DETAILS ZUR AUFGABE
Gib aus dem Text über die gelöschten Hartz-Bescheide den Abschnitt wortgetreu wieder, der mit „Bis zu 160.000" anfängt und bis einschließlich „euch im Anschluss." weitergeht.

TEXT ZUM PRÜFEN
********************

Bis zu 160.000 Bescheide für Hartz-Fälle auf dem Weg ins Daten-Nirwana
Ein Update der A2LL-Software wird an diesem Wochenende dazu führen, dass die ausstehenden Druckdaten von bis 160.000 ALG2-Bescheiden auf Nimmerwiedersehen gelöscht werden. Dies teilte die Bundesanstalt für Arbeit jüngst in ihrem internen SGB-Infonetzwerk den Anwendern der Software mit. Wir finden, dass dies ein preisverdächtiges Beispiel für praktizierte innerbehördliche Sabotage ist und gratulieren den VerursacherInnen zu dieser erfolgreichen direkten Aktion. Wie die massenweise Datenvernichtung genau funktioniert, verraten wir euch im Anschluss.
Die Dateneingabe in das A2LL-System ist dezentral, der Ausdruck der Bescheide hingegen erfolgt zentral durch die Bundesanstalt für Arbeit. In diesem Zusammenhang gibt es in der Erfassungsmaske der Software einen Status "verzögerter Druck", bei dem die einzelnen Fälle in eine Warteschlange gestellt und später abgearbeitet bzw. ausgedruckt werden. Die Software für die zentrale Druckfunktion wird nun zum Wochenende 4. und 5. Dezember aktualisiert werden, um u.a. neue und überarbeitete Druckvorlagen aufzuspielen. Der angekündigte Nebeneffekt der Aktion, alle 160.000 derzeit im Status "verzögerter Druck" geparkten Bescheide werden unwiederbringlich gelöscht. Zwar warnte die Bundesanstalt in mehreren Rundschreiben in zunehmend schärferem Ton die AnwenderInnen der A2LL-Software, dass diese ihre Fälle zum Druck freigeben sollen. Gefruchtet hat das allerdings offensichtlich wenig. Vielleicht ja auch kein Wunder, denn wer hat schon Zeit, sich um die schwebenden "Altlasten" zu kümmern, wenn man eh schon mit der Eingabe neuer Fälle nicht mehr nachkommt?

********************

ANGEZEIGTE INFORMATIONEN
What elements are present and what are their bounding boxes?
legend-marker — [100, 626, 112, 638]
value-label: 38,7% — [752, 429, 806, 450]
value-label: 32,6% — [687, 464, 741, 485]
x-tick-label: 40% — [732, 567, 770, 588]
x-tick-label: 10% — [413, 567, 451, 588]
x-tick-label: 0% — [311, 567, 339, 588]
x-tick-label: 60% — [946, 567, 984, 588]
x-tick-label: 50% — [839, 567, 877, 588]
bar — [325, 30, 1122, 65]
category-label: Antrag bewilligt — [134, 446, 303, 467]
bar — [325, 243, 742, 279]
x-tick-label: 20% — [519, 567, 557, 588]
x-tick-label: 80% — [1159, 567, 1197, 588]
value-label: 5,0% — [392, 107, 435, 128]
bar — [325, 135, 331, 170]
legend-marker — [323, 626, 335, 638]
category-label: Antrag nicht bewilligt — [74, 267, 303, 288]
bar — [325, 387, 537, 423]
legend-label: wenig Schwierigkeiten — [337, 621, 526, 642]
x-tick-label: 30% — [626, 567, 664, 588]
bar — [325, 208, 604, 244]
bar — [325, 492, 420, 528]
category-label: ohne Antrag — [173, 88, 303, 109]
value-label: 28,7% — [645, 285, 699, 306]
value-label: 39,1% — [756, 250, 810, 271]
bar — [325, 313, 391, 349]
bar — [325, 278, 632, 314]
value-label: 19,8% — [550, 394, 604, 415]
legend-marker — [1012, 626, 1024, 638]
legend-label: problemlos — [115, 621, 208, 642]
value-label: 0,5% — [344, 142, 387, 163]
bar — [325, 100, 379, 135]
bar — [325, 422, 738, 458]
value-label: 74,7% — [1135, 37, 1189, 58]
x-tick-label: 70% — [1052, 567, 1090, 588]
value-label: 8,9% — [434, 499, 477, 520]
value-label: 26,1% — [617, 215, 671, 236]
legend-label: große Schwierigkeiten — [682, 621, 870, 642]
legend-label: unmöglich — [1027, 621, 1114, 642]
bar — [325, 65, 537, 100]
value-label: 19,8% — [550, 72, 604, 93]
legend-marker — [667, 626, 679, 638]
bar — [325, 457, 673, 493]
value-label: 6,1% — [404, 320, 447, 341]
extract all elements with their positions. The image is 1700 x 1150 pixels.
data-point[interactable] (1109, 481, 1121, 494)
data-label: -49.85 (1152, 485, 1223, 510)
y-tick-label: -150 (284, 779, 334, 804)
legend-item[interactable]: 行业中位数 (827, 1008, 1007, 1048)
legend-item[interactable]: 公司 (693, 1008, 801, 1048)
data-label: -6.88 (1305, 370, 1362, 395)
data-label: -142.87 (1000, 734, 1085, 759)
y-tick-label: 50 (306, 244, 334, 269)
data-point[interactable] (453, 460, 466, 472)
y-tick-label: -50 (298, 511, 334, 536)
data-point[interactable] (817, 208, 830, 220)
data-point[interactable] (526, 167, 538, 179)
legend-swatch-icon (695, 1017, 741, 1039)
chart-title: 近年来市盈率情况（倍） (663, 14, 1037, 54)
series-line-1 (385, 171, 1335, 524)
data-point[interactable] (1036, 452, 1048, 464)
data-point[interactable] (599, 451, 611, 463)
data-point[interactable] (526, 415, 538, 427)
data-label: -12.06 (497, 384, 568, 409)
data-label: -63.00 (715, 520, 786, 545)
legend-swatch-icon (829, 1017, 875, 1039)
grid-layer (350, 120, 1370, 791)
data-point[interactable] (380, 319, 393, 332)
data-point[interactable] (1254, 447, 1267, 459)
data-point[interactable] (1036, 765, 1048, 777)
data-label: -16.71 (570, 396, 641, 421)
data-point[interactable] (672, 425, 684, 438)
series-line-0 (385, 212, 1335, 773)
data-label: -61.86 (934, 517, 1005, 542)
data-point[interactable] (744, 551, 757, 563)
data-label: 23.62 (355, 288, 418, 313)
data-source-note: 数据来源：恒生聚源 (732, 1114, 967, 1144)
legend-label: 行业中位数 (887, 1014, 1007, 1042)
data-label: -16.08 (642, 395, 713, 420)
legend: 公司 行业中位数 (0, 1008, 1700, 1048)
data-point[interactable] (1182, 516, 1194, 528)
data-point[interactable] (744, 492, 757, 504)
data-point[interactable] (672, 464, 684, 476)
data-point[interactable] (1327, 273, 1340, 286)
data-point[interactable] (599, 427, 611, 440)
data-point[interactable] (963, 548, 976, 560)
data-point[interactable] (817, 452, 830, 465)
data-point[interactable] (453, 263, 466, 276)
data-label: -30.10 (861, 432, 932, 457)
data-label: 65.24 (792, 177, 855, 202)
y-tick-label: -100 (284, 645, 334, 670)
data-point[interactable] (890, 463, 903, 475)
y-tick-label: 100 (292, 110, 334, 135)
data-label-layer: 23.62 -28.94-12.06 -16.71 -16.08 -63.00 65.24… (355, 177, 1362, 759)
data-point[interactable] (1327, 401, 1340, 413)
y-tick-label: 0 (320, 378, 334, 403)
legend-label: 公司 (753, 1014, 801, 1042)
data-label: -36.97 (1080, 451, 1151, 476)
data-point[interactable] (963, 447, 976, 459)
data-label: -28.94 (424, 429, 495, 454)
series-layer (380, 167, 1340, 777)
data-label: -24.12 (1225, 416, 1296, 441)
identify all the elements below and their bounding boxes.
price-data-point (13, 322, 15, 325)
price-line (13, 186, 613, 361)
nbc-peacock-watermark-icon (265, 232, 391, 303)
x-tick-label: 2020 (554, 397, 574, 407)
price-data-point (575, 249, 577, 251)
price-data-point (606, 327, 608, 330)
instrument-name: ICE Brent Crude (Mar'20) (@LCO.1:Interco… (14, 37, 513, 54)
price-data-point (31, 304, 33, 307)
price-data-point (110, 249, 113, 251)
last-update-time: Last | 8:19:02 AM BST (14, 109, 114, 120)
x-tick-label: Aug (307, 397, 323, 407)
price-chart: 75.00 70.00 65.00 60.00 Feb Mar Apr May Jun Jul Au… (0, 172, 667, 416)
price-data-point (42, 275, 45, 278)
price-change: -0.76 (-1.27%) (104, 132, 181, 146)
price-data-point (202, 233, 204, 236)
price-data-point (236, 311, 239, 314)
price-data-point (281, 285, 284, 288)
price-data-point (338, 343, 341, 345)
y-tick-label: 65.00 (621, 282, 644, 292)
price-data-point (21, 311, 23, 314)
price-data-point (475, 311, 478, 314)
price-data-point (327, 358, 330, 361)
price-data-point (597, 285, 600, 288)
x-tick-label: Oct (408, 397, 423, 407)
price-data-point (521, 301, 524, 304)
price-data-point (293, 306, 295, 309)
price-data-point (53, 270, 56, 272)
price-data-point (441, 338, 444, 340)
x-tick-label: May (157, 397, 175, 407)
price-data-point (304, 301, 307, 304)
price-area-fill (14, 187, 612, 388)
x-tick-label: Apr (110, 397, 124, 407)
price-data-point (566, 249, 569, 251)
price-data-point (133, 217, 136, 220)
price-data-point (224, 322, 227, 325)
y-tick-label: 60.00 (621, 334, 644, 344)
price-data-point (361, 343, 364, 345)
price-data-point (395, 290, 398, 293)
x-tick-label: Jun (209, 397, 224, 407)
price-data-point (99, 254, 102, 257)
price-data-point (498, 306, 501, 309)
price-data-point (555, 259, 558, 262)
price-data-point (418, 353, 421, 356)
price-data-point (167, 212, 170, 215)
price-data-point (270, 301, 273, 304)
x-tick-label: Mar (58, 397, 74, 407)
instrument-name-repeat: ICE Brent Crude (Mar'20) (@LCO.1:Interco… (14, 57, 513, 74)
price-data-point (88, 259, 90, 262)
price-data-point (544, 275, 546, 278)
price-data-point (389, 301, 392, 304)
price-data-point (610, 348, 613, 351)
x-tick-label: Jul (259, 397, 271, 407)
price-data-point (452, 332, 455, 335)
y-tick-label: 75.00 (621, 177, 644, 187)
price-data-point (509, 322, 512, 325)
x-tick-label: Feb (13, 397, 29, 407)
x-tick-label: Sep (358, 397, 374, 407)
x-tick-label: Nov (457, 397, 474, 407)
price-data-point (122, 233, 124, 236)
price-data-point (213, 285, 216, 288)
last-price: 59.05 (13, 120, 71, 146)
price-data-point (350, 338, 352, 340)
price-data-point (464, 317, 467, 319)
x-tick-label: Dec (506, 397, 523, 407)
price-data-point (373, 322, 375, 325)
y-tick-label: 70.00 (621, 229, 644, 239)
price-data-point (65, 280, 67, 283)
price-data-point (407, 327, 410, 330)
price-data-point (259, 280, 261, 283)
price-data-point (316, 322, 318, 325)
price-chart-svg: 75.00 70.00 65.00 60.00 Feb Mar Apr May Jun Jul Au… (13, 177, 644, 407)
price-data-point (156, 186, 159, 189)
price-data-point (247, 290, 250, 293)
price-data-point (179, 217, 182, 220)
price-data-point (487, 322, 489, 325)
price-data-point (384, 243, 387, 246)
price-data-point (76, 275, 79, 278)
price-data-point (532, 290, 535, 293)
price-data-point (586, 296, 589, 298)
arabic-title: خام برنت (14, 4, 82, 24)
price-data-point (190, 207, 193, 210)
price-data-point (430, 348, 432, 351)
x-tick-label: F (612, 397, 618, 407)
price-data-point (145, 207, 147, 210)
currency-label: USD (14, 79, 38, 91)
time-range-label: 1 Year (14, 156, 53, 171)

********************

LÖSUNG DER AUFGABE
Bis zu 160.000 Bescheide für Hartz-Fälle auf dem Weg ins Daten-Nirwana
Ein Update der A2LL-Software wird an diesem Wochenende dazu führen, dass die ausstehenden Druckdaten von bis 160.000 ALG2-Bescheiden auf Nimmerwiedersehen gelöscht werden. Dies teilte die Bundesanstalt für Arbeit jüngst in ihrem internen SGB-Infonetzwerk den Anwendern der Software mit. Wir finden, dass dies ein preisverdächtiges Beispiel für praktizierte innerbehördliche Sabotage ist und gratulieren den VerursacherInnen zu dieser erfolgreichen direkten Aktion. Wie die massenweise Datenvernichtung genau funktioniert, verraten wir euch im Anschluss.